(Data entries)
________________________________________

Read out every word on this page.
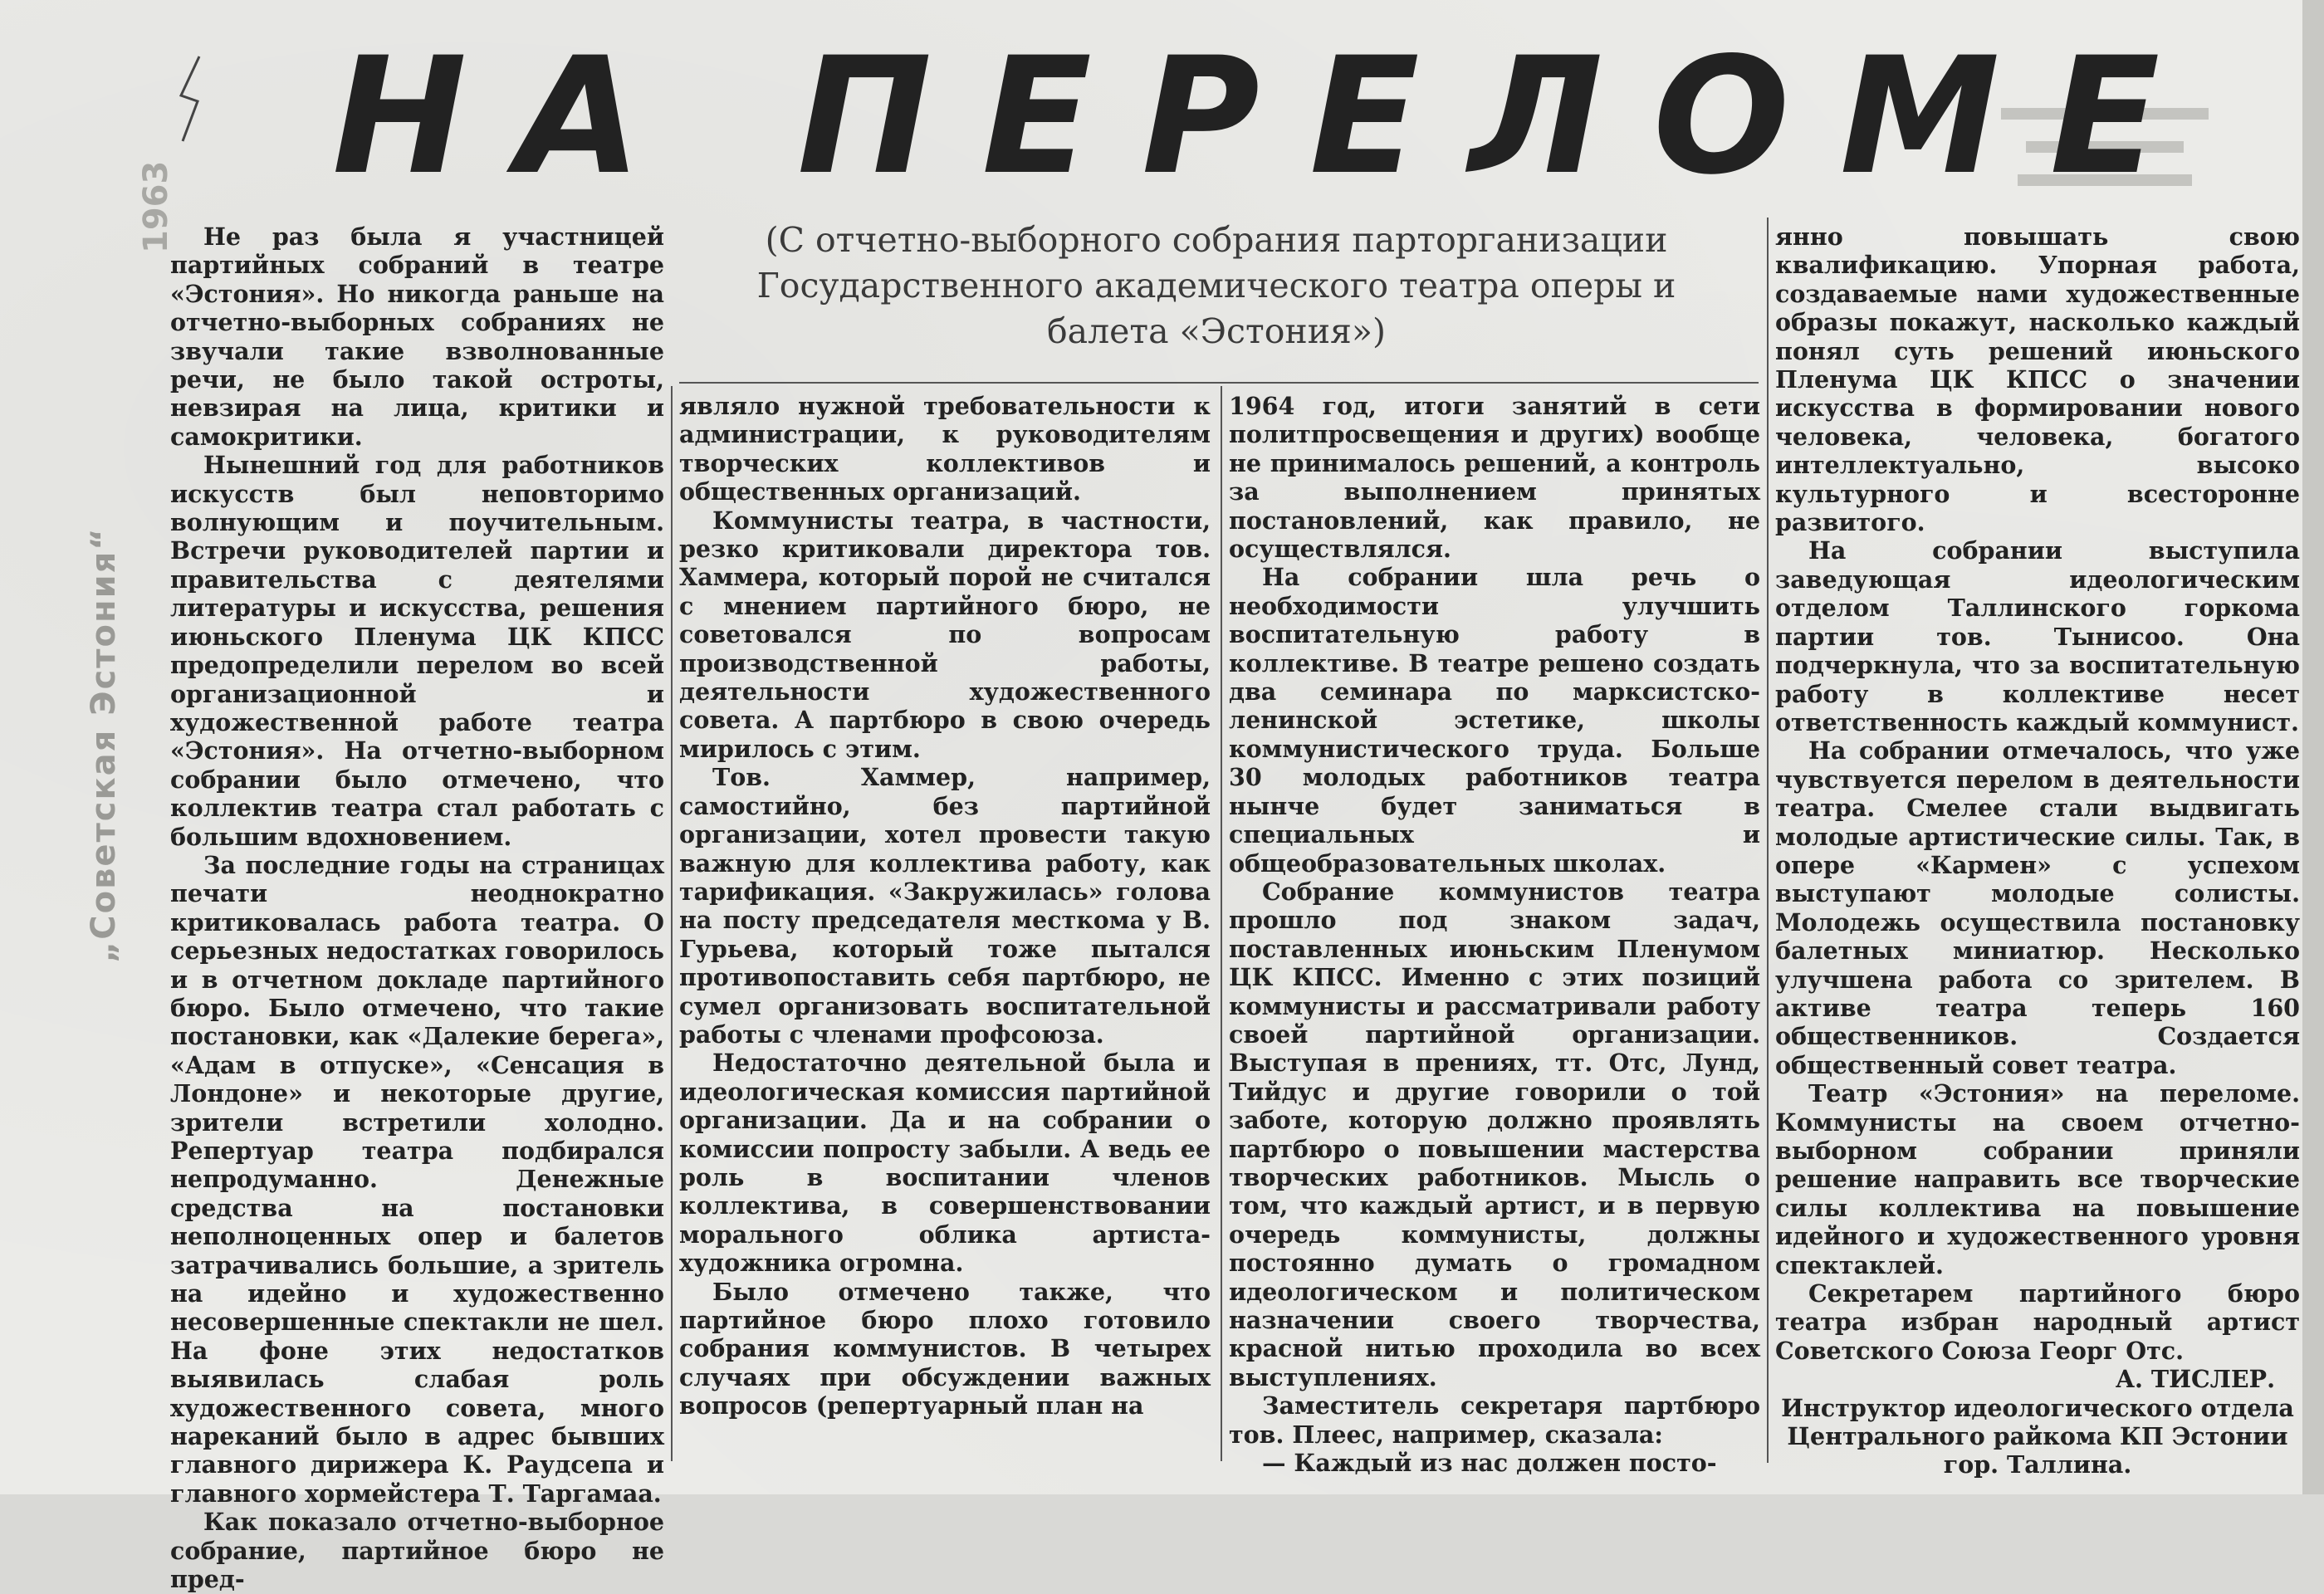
1963
„Советская Эстония“
НА ПЕРЕЛОМЕ
(С отчетно-выборного собрания парторганизации Государственного академического театра оперы и балета «Эстония»)

Не раз была я участницей партийных собраний в театре «Эстония». Но никогда раньше на отчетно-выборных собраниях не звучали такие взволнованные речи, не было такой остроты, невзирая на лица, критики и самокритики.

Нынешний год для работников искусств был неповторимо волнующим и поучительным. Встречи руководителей партии и правительства с деятелями литературы и искусства, решения июньского Пленума ЦК КПСС предопределили перелом во всей организационной и художественной работе театра «Эстония». На отчетно-выборном собрании было отмечено, что коллектив театра стал работать с большим вдохновением.

За последние годы на страницах печати неоднократно критиковалась работа театра. О серьезных недостатках говорилось и в отчетном докладе партийного бюро. Было отмечено, что такие постановки, как «Далекие берега», «Адам в отпуске», «Сенсация в Лондоне» и некоторые другие, зрители встретили холодно. Репертуар театра подбирался непродуманно. Денежные средства на постановки неполноценных опер и балетов затрачивались большие, а зритель на идейно и художественно несовершенные спектакли не шел. На фоне этих недостатков выявилась слабая роль художественного совета, много нареканий было в адрес бывших главного дирижера К. Раудсепа и главного хормейстера Т. Таргамаа.

Как показало отчетно-выборное собрание, партийное бюро не пред-

являло нужной требовательности к администрации, к руководителям творческих коллективов и общественных организаций.

Коммунисты театра, в частности, резко критиковали директора тов. Хаммера, который порой не считался с мнением партийного бюро, не советовался по вопросам производственной работы, деятельности художественного совета. А партбюро в свою очередь мирилось с этим.

Тов. Хаммер, например, самостийно, без партийной организации, хотел провести такую важную для коллектива работу, как тарификация. «Закружилась» голова на посту председателя месткома у В. Гурьева, который тоже пытался противопоставить себя партбюро, не сумел организовать воспитательной работы с членами профсоюза.

Недостаточно деятельной была и идеологическая комиссия партийной организации. Да и на собрании о комиссии попросту забыли. А ведь ее роль в воспитании членов коллектива, в совершенствовании морального облика артиста-художника огромна.

Было отмечено также, что партийное бюро плохо готовило собрания коммунистов. В четырех случаях при обсуждении важных вопросов (репертуарный план на

1964 год, итоги занятий в сети политпросвещения и других) вообще не принималось решений, а контроль за выполнением принятых постановлений, как правило, не осуществлялся.

На собрании шла речь о необходимости улучшить воспитательную работу в коллективе. В театре решено создать два семинара по марксистско-ленинской эстетике, школы коммунистического труда. Больше 30 молодых работников театра нынче будет заниматься в специальных и общеобразовательных школах.

Собрание коммунистов театра прошло под знаком задач, поставленных июньским Пленумом ЦК КПСС. Именно с этих позиций коммунисты и рассматривали работу своей партийной организации. Выступая в прениях, тт. Отс, Лунд, Тийдус и другие говорили о той заботе, которую должно проявлять партбюро о повышении мастерства творческих работников. Мысль о том, что каждый артист, и в первую очередь коммунисты, должны постоянно думать о громадном идеологическом и политическом назначении своего творчества, красной нитью проходила во всех выступлениях.

Заместитель секретаря партбюро тов. Плеес, например, сказала:

— Каждый из нас должен посто-

янно повышать свою квалификацию. Упорная работа, создаваемые нами художественные образы покажут, насколько каждый понял суть решений июньского Пленума ЦК КПСС о значении искусства в формировании нового человека, человека, богатого интеллектуально, высоко культурного и всесторонне развитого.

На собрании выступила заведующая идеологическим отделом Таллинского горкома партии тов. Тынисоо. Она подчеркнула, что за воспитательную работу в коллективе несет ответственность каждый коммунист.

На собрании отмечалось, что уже чувствуется перелом в деятельности театра. Смелее стали выдвигать молодые артистические силы. Так, в опере «Кармен» с успехом выступают молодые солисты. Молодежь осуществила постановку балетных миниатюр. Несколько улучшена работа со зрителем. В активе театра теперь 160 общественников. Создается общественный совет театра.

Театр «Эстония» на переломе. Коммунисты на своем отчетно-выборном собрании приняли решение направить все творческие силы коллектива на повышение идейного и художественного уровня спектаклей.

Секретарем партийного бюро театра избран народный артист Советского Союза Георг Отс.

А. ТИСЛЕР.

Инструктор идеологического отдела Центрального райкома КП Эстонии гор. Таллина.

________________________________________

Requirements: Restate each entry word for word, please, but drop any images it holds.

Expected answer:
Read out every word on this page.
1963
„Советская Эстония“
НА ПЕРЕЛОМЕ
(С отчетно-выборного собрания парторганизации Государственного академического театра оперы и балета «Эстония»)

Не раз была я участницей партийных собраний в театре «Эстония». Но никогда раньше на отчетно-выборных собраниях не звучали такие взволнованные речи, не было такой остроты, невзирая на лица, критики и самокритики.

Нынешний год для работников искусств был неповторимо волнующим и поучительным. Встречи руководителей партии и правительства с деятелями литературы и искусства, решения июньского Пленума ЦК КПСС предопределили перелом во всей организационной и художественной работе театра «Эстония». На отчетно-выборном собрании было отмечено, что коллектив театра стал работать с большим вдохновением.

За последние годы на страницах печати неоднократно критиковалась работа театра. О серьезных недостатках говорилось и в отчетном докладе партийного бюро. Было отмечено, что такие постановки, как «Далекие берега», «Адам в отпуске», «Сенсация в Лондоне» и некоторые другие, зрители встретили холодно. Репертуар театра подбирался непродуманно. Денежные средства на постановки неполноценных опер и балетов затрачивались большие, а зритель на идейно и художественно несовершенные спектакли не шел. На фоне этих недостатков выявилась слабая роль художественного совета, много нареканий было в адрес бывших главного дирижера К. Раудсепа и главного хормейстера Т. Таргамаа.

Как показало отчетно-выборное собрание, партийное бюро не пред-

являло нужной требовательности к администрации, к руководителям творческих коллективов и общественных организаций.

Коммунисты театра, в частности, резко критиковали директора тов. Хаммера, который порой не считался с мнением партийного бюро, не советовался по вопросам производственной работы, деятельности художественного совета. А партбюро в свою очередь мирилось с этим.

Тов. Хаммер, например, самостийно, без партийной организации, хотел провести такую важную для коллектива работу, как тарификация. «Закружилась» голова на посту председателя месткома у В. Гурьева, который тоже пытался противопоставить себя партбюро, не сумел организовать воспитательной работы с членами профсоюза.

Недостаточно деятельной была и идеологическая комиссия партийной организации. Да и на собрании о комиссии попросту забыли. А ведь ее роль в воспитании членов коллектива, в совершенствовании морального облика артиста-художника огромна.

Было отмечено также, что партийное бюро плохо готовило собрания коммунистов. В четырех случаях при обсуждении важных вопросов (репертуарный план на

1964 год, итоги занятий в сети политпросвещения и других) вообще не принималось решений, а контроль за выполнением принятых постановлений, как правило, не осуществлялся.

На собрании шла речь о необходимости улучшить воспитательную работу в коллективе. В театре решено создать два семинара по марксистско-ленинской эстетике, школы коммунистического труда. Больше 30 молодых работников театра нынче будет заниматься в специальных и общеобразовательных школах.

Собрание коммунистов театра прошло под знаком задач, поставленных июньским Пленумом ЦК КПСС. Именно с этих позиций коммунисты и рассматривали работу своей партийной организации. Выступая в прениях, тт. Отс, Лунд, Тийдус и другие говорили о той заботе, которую должно проявлять партбюро о повышении мастерства творческих работников. Мысль о том, что каждый артист, и в первую очередь коммунисты, должны постоянно думать о громадном идеологическом и политическом назначении своего творчества, красной нитью проходила во всех выступлениях.

Заместитель секретаря партбюро тов. Плеес, например, сказала:

— Каждый из нас должен посто-

янно повышать свою квалификацию. Упорная работа, создаваемые нами художественные образы покажут, насколько каждый понял суть решений июньского Пленума ЦК КПСС о значении искусства в формировании нового человека, человека, богатого интеллектуально, высоко культурного и всесторонне развитого.

На собрании выступила заведующая идеологическим отделом Таллинского горкома партии тов. Тынисоо. Она подчеркнула, что за воспитательную работу в коллективе несет ответственность каждый коммунист.

На собрании отмечалось, что уже чувствуется перелом в деятельности театра. Смелее стали выдвигать молодые артистические силы. Так, в опере «Кармен» с успехом выступают молодые солисты. Молодежь осуществила постановку балетных миниатюр. Несколько улучшена работа со зрителем. В активе театра теперь 160 общественников. Создается общественный совет театра.

Театр «Эстония» на переломе. Коммунисты на своем отчетно-выборном собрании приняли решение направить все творческие силы коллектива на повышение идейного и художественного уровня спектаклей.

Секретарем партийного бюро театра избран народный артист Советского Союза Георг Отс.

А. ТИСЛЕР.

Инструктор идеологического отдела Центрального райкома КП Эстонии гор. Таллина.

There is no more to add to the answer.